[START Working data]

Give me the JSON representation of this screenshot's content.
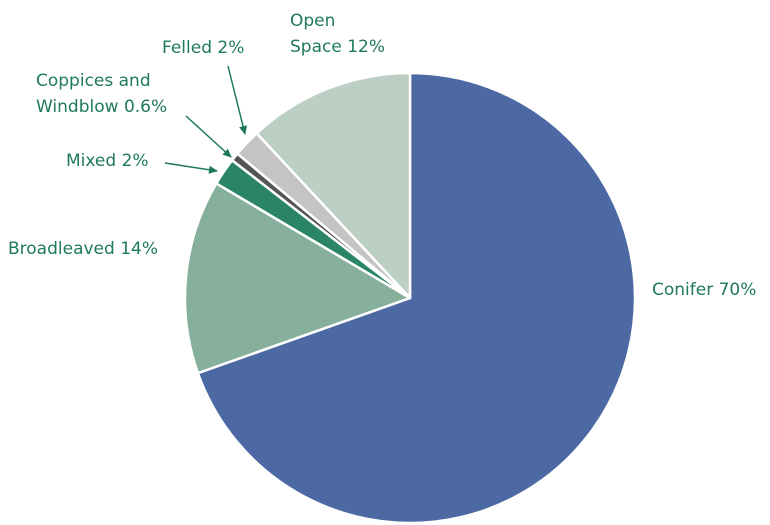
{
  "chart_data": {
    "type": "pie",
    "categories": [
      "Conifer",
      "Broadleaved",
      "Mixed",
      "Coppices and Windblow",
      "Felled",
      "Open Space"
    ],
    "values": [
      70,
      14,
      2,
      0.6,
      2,
      12
    ],
    "value_labels": [
      "70%",
      "14%",
      "2%",
      "0.6%",
      "2%",
      "12%"
    ],
    "colors": [
      "#4d69a3",
      "#86b09b",
      "#2a8468",
      "#555555",
      "#c4c4c4",
      "#bccfc4"
    ]
  }
}
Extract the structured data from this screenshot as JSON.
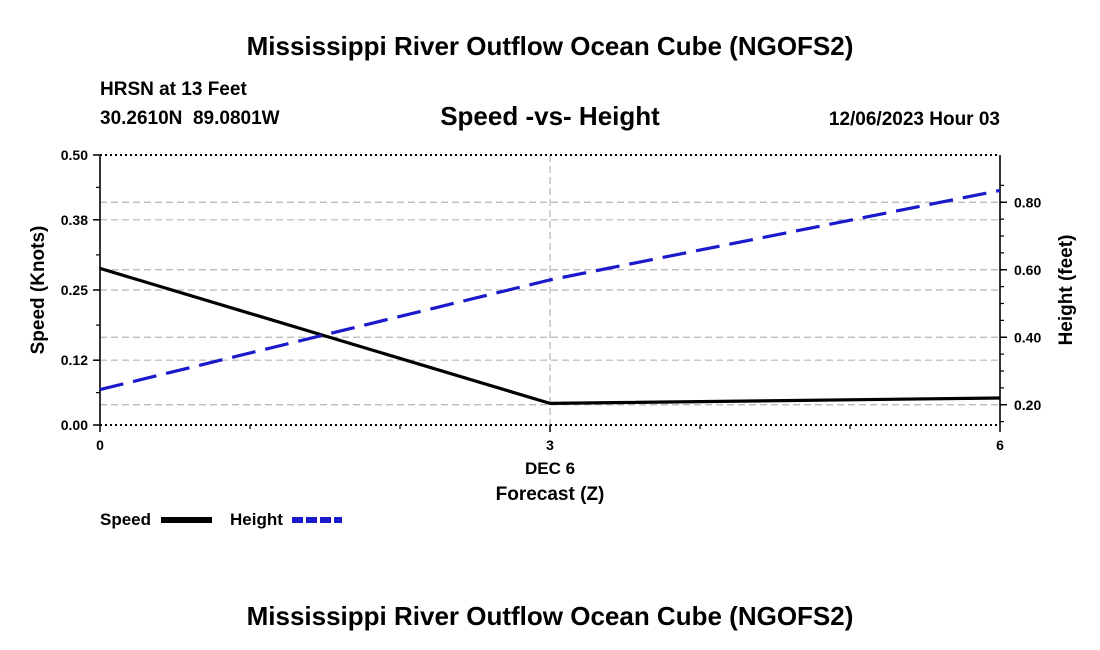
{
  "page": {
    "main_title": "Mississippi River Outflow Ocean Cube (NGOFS2)",
    "bottom_title": "Mississippi River Outflow Ocean Cube (NGOFS2)"
  },
  "station": {
    "name_line": "HRSN at 13 Feet",
    "coords_line": "30.2610N  89.0801W",
    "datetime": "12/06/2023 Hour 03"
  },
  "chart_data": {
    "type": "line",
    "title": "Speed -vs- Height",
    "xlabel": "Forecast (Z)",
    "x_date_label": "DEC 6",
    "ylabel": "Speed (Knots)",
    "y2label": "Height (feet)",
    "x": [
      0,
      3,
      6
    ],
    "x_ticks": [
      "0",
      "3",
      "6"
    ],
    "xlim": [
      0,
      6
    ],
    "ylim": [
      0,
      0.5
    ],
    "y_ticks": [
      0.0,
      0.12,
      0.25,
      0.38,
      0.5
    ],
    "y_tick_labels": [
      "0.00",
      "0.12",
      "0.25",
      "0.38",
      "0.50"
    ],
    "y2lim": [
      0.14,
      0.94
    ],
    "y2_ticks": [
      0.2,
      0.4,
      0.6,
      0.8
    ],
    "y2_tick_labels": [
      "0.20",
      "0.40",
      "0.60",
      "0.80"
    ],
    "grid": true,
    "series": [
      {
        "name": "Speed",
        "axis": "left",
        "color": "#000000",
        "dash": "solid",
        "values": [
          0.29,
          0.04,
          0.05
        ]
      },
      {
        "name": "Height",
        "axis": "right",
        "color": "#1a1acc",
        "dash": "dashed",
        "values": [
          0.245,
          0.57,
          0.835
        ]
      }
    ],
    "legend": [
      "Speed",
      "Height"
    ]
  }
}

[END Working data]

● **Stated goal**
Work out how many lines in the records above hold the string "screenshot", then give only that count.

● **Solution for this exercise**
2